> _What to produce_
Write out the entire listing below exactly as it appears, minus any pictures.

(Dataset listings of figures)
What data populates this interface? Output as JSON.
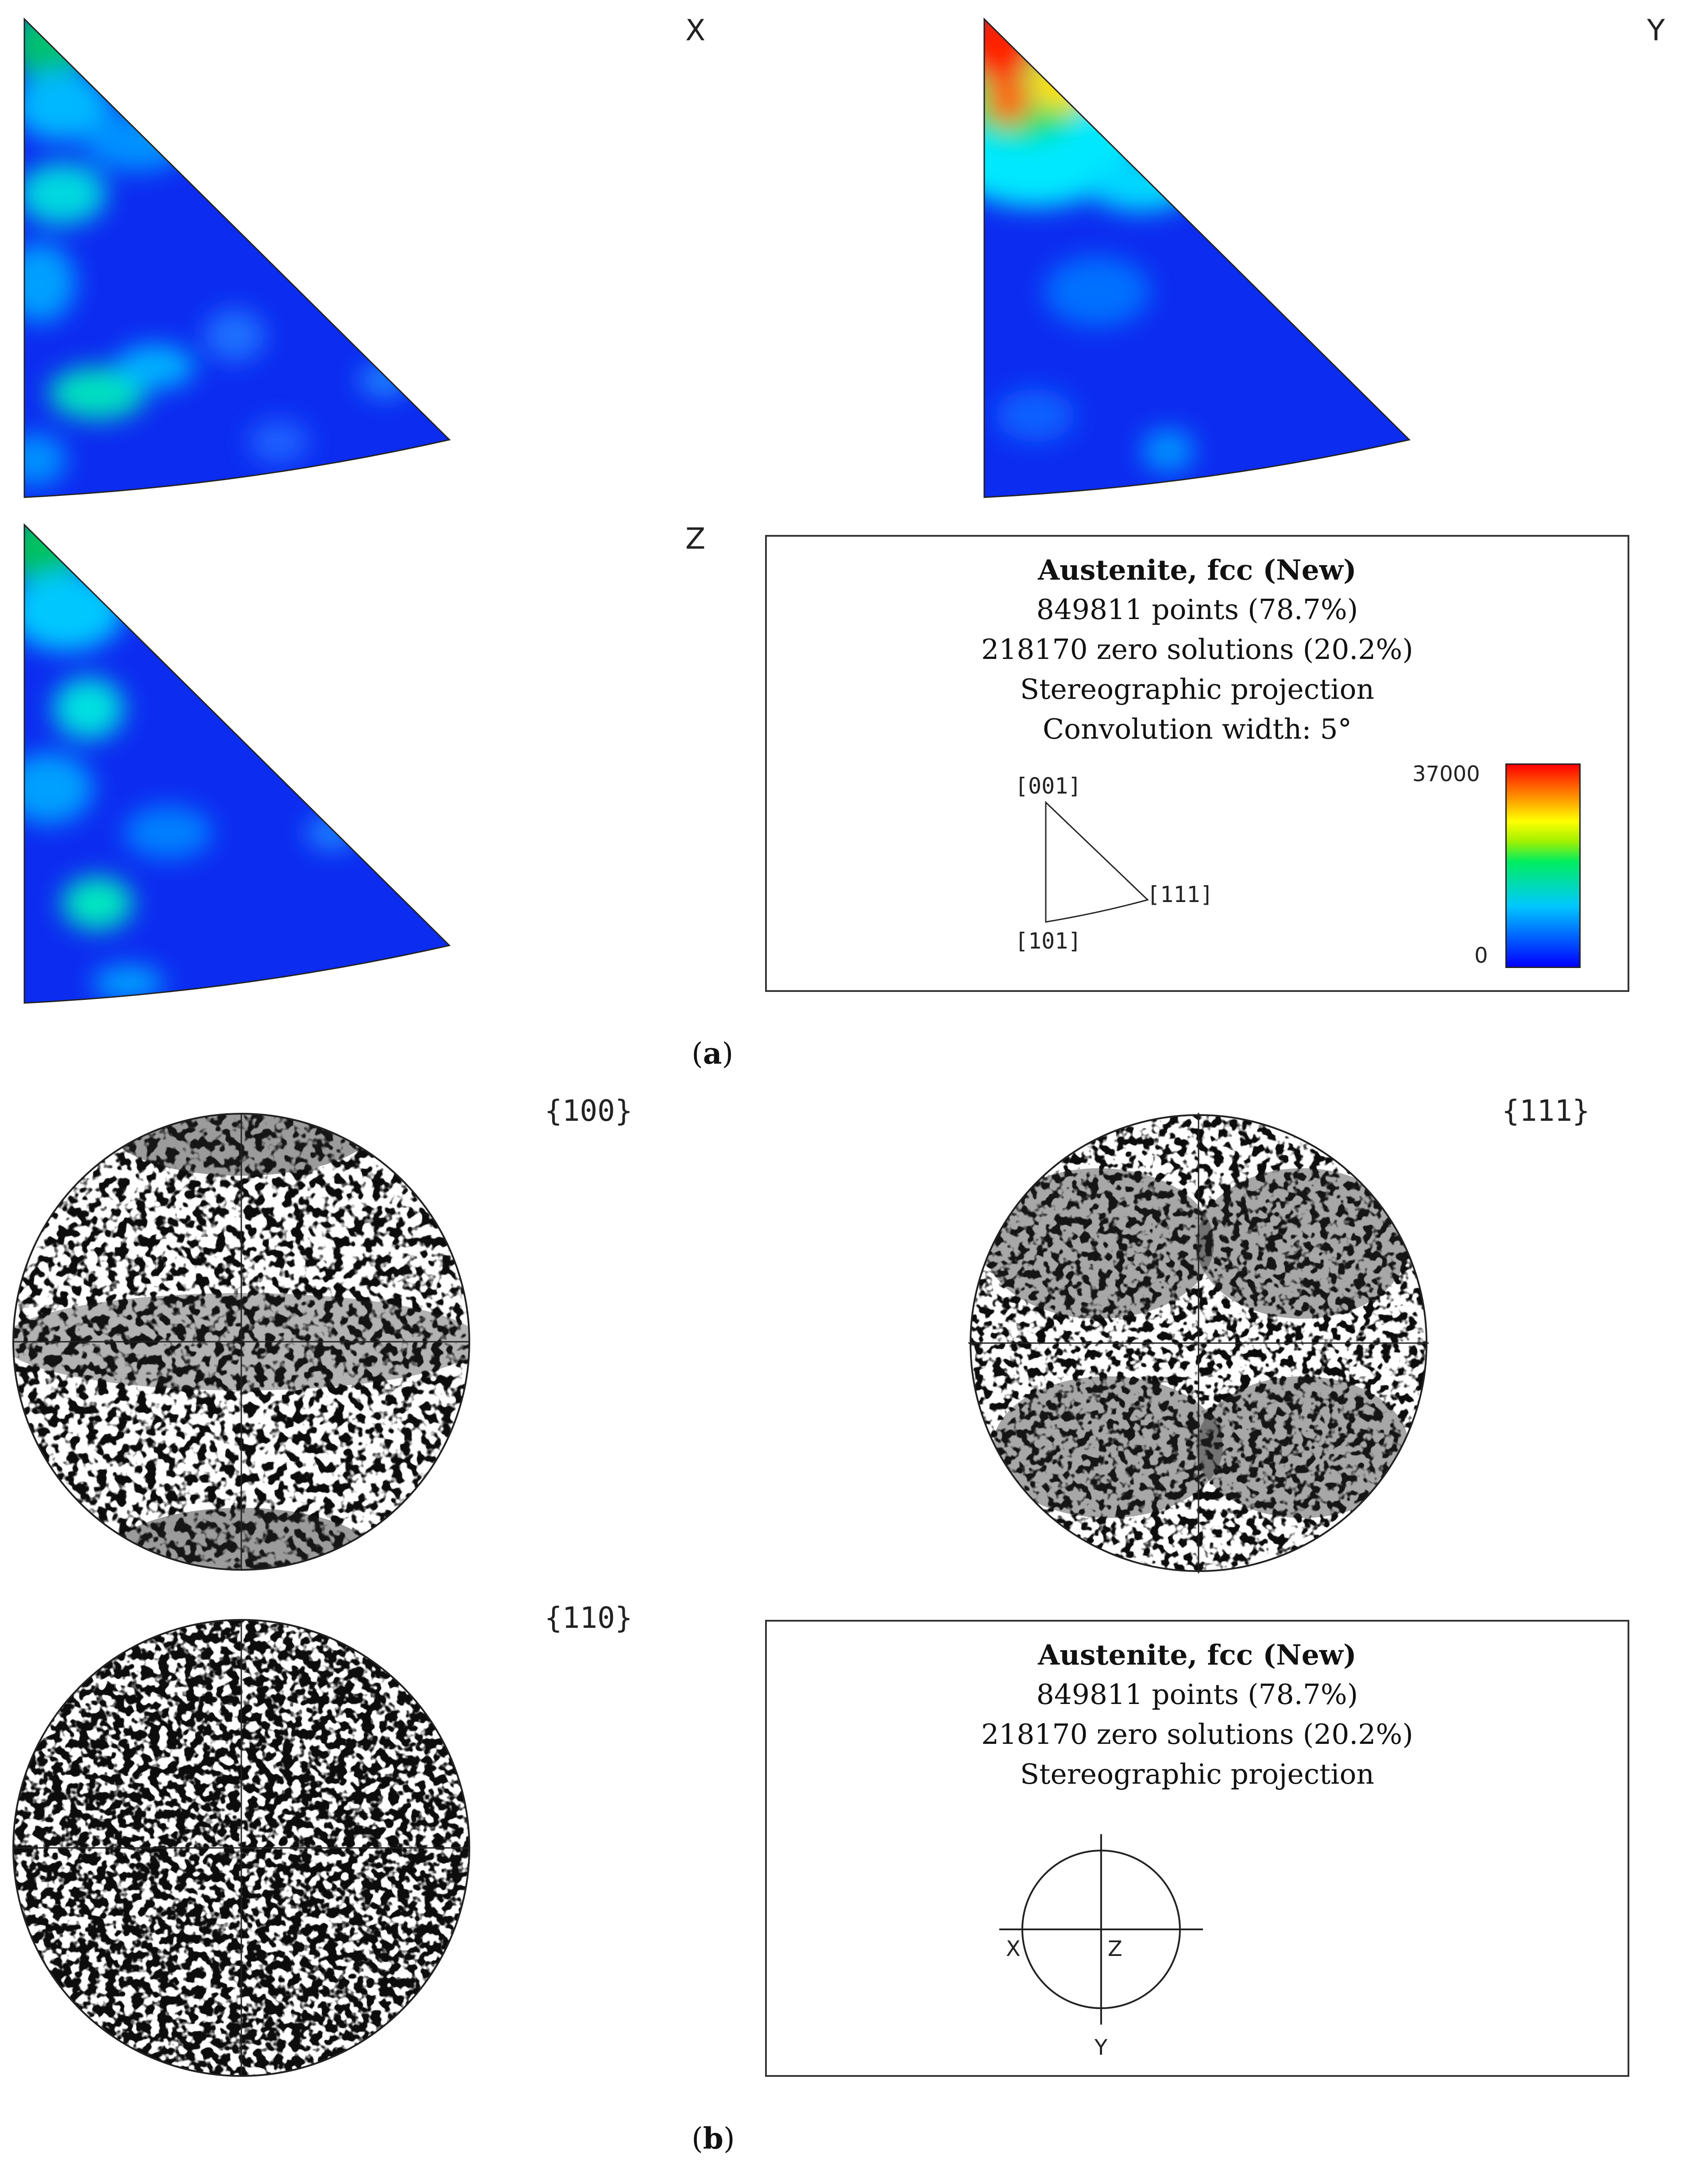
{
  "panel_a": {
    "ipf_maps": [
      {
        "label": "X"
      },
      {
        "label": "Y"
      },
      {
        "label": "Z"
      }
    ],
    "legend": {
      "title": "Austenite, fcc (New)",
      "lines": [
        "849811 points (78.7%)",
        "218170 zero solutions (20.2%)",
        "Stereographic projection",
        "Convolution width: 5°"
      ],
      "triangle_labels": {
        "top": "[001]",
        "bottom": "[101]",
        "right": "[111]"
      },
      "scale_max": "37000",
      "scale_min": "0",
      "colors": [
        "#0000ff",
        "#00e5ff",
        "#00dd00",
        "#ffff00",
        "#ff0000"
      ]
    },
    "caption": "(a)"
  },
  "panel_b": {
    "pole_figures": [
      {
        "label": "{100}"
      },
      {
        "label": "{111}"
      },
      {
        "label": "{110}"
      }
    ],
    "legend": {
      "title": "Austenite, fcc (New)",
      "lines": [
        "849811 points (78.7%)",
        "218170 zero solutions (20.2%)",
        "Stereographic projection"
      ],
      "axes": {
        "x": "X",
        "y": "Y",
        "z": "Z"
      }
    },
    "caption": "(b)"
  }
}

> _Exercise output_
What data populates this interface? Output as JSON.
{
  "panel_a": {
    "ipf_maps": [
      {
        "label": "X"
      },
      {
        "label": "Y"
      },
      {
        "label": "Z"
      }
    ],
    "legend": {
      "title": "Austenite, fcc (New)",
      "lines": [
        "849811 points (78.7%)",
        "218170 zero solutions (20.2%)",
        "Stereographic projection",
        "Convolution width: 5°"
      ],
      "triangle_labels": {
        "top": "[001]",
        "bottom": "[101]",
        "right": "[111]"
      },
      "scale_max": "37000",
      "scale_min": "0",
      "colors": [
        "#0000ff",
        "#00e5ff",
        "#00dd00",
        "#ffff00",
        "#ff0000"
      ]
    },
    "caption": "(a)"
  },
  "panel_b": {
    "pole_figures": [
      {
        "label": "{100}"
      },
      {
        "label": "{111}"
      },
      {
        "label": "{110}"
      }
    ],
    "legend": {
      "title": "Austenite, fcc (New)",
      "lines": [
        "849811 points (78.7%)",
        "218170 zero solutions (20.2%)",
        "Stereographic projection"
      ],
      "axes": {
        "x": "X",
        "y": "Y",
        "z": "Z"
      }
    },
    "caption": "(b)"
  }
}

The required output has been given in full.